● Set exercise:
Write out the records word for word, from the start of the records up to and including the line that contains "stat-value: 280万: [80, 1198, 130, 1216]".

— Begin Available records —

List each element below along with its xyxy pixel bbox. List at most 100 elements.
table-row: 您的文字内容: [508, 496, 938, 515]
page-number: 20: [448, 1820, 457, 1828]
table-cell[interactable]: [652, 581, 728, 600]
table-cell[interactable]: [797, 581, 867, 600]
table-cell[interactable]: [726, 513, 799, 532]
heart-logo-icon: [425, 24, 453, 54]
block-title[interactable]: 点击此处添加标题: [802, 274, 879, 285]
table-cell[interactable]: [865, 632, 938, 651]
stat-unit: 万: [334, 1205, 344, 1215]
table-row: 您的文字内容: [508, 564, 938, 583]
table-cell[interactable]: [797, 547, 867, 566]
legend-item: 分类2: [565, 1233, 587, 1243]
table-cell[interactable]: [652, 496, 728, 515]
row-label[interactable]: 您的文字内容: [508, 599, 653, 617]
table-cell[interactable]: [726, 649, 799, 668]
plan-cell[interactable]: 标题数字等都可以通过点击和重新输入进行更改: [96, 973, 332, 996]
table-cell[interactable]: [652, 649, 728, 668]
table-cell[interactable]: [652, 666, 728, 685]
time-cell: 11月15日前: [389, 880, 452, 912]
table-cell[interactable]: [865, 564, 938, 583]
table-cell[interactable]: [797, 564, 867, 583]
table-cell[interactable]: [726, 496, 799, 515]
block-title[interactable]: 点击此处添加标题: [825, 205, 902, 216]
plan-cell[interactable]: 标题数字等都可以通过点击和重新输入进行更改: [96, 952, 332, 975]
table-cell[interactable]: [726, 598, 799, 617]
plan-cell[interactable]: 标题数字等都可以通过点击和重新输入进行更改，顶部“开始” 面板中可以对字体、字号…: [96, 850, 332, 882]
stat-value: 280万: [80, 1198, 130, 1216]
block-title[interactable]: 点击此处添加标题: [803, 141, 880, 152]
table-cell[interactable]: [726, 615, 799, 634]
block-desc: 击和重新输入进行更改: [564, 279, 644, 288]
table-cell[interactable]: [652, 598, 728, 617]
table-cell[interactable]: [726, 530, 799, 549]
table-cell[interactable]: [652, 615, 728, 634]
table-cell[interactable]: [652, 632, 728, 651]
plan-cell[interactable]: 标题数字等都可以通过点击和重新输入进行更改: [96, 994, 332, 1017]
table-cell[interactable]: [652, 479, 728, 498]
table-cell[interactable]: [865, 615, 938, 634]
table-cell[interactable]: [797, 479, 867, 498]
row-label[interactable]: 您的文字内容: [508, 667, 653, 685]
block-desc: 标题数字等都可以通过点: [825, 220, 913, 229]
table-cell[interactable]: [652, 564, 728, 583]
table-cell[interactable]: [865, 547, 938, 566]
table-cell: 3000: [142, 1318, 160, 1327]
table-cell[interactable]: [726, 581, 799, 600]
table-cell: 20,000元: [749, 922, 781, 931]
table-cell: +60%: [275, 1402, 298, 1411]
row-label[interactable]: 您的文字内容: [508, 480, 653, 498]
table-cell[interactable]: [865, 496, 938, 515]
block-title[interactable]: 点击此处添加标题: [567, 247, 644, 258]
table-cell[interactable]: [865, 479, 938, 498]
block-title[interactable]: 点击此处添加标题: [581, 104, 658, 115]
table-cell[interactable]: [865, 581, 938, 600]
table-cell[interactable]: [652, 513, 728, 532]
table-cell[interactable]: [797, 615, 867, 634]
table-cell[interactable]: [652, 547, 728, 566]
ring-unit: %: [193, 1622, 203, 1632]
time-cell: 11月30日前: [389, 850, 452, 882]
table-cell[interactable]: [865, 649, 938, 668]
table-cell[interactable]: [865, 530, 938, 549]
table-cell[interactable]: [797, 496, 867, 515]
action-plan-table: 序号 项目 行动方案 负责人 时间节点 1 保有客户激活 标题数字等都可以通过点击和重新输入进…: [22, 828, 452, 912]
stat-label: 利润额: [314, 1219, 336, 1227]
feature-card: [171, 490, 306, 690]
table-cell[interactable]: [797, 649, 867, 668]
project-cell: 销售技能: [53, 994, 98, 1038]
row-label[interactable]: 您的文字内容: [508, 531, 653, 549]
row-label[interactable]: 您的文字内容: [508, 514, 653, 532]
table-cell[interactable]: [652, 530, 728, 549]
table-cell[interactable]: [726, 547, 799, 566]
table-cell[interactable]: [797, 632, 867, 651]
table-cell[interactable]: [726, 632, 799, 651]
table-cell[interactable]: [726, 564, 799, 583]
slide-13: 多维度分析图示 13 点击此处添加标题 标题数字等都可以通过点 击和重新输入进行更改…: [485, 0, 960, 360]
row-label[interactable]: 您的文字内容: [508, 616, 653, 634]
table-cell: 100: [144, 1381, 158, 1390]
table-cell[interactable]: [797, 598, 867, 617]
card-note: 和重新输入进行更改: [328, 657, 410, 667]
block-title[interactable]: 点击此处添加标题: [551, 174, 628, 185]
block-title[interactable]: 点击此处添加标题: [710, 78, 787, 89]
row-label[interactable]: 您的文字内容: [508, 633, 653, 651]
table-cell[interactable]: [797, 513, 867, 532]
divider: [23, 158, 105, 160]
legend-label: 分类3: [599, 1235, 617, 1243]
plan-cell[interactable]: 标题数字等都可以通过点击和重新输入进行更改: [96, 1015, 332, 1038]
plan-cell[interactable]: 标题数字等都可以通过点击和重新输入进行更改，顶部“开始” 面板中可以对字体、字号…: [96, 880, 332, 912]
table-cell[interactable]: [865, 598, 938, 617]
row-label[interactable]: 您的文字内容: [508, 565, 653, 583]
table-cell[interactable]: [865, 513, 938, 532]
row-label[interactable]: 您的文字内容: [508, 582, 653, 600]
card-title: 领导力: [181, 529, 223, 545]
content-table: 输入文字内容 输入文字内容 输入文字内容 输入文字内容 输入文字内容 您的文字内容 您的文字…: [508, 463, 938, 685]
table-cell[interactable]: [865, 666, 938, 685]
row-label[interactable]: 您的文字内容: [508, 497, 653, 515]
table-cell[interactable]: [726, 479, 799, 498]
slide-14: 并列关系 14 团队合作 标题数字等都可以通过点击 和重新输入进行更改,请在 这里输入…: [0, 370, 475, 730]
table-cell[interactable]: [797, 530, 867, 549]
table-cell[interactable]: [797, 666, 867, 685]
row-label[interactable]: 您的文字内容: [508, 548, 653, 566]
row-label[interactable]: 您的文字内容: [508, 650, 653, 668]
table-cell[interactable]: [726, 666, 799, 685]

— End Available records —

● Expected output:
List each element below along with its xyxy pixel bbox. List at most 100 elements.
table-row: 您的文字内容: [508, 496, 938, 515]
page-number: 20: [448, 1820, 457, 1828]
table-cell[interactable]: [652, 581, 728, 600]
table-cell[interactable]: [797, 581, 867, 600]
table-cell[interactable]: [726, 513, 799, 532]
heart-logo-icon: [425, 24, 453, 54]
block-title[interactable]: 点击此处添加标题: [802, 274, 879, 285]
table-cell[interactable]: [865, 632, 938, 651]
stat-unit: 万: [334, 1205, 344, 1215]
table-row: 您的文字内容: [508, 564, 938, 583]
table-cell[interactable]: [797, 547, 867, 566]
legend-item: 分类2: [565, 1233, 587, 1243]
table-cell[interactable]: [652, 496, 728, 515]
row-label[interactable]: 您的文字内容: [508, 599, 653, 617]
table-cell[interactable]: [726, 649, 799, 668]
plan-cell[interactable]: 标题数字等都可以通过点击和重新输入进行更改: [96, 973, 332, 996]
table-cell[interactable]: [652, 649, 728, 668]
table-cell[interactable]: [652, 666, 728, 685]
time-cell: 11月15日前: [389, 880, 452, 912]
table-cell[interactable]: [865, 564, 938, 583]
table-cell[interactable]: [797, 564, 867, 583]
table-cell[interactable]: [726, 496, 799, 515]
block-title[interactable]: 点击此处添加标题: [825, 205, 902, 216]
plan-cell[interactable]: 标题数字等都可以通过点击和重新输入进行更改: [96, 952, 332, 975]
table-cell[interactable]: [726, 598, 799, 617]
plan-cell[interactable]: 标题数字等都可以通过点击和重新输入进行更改，顶部“开始” 面板中可以对字体、字号…: [96, 850, 332, 882]
stat-value: 280万: [80, 1198, 130, 1216]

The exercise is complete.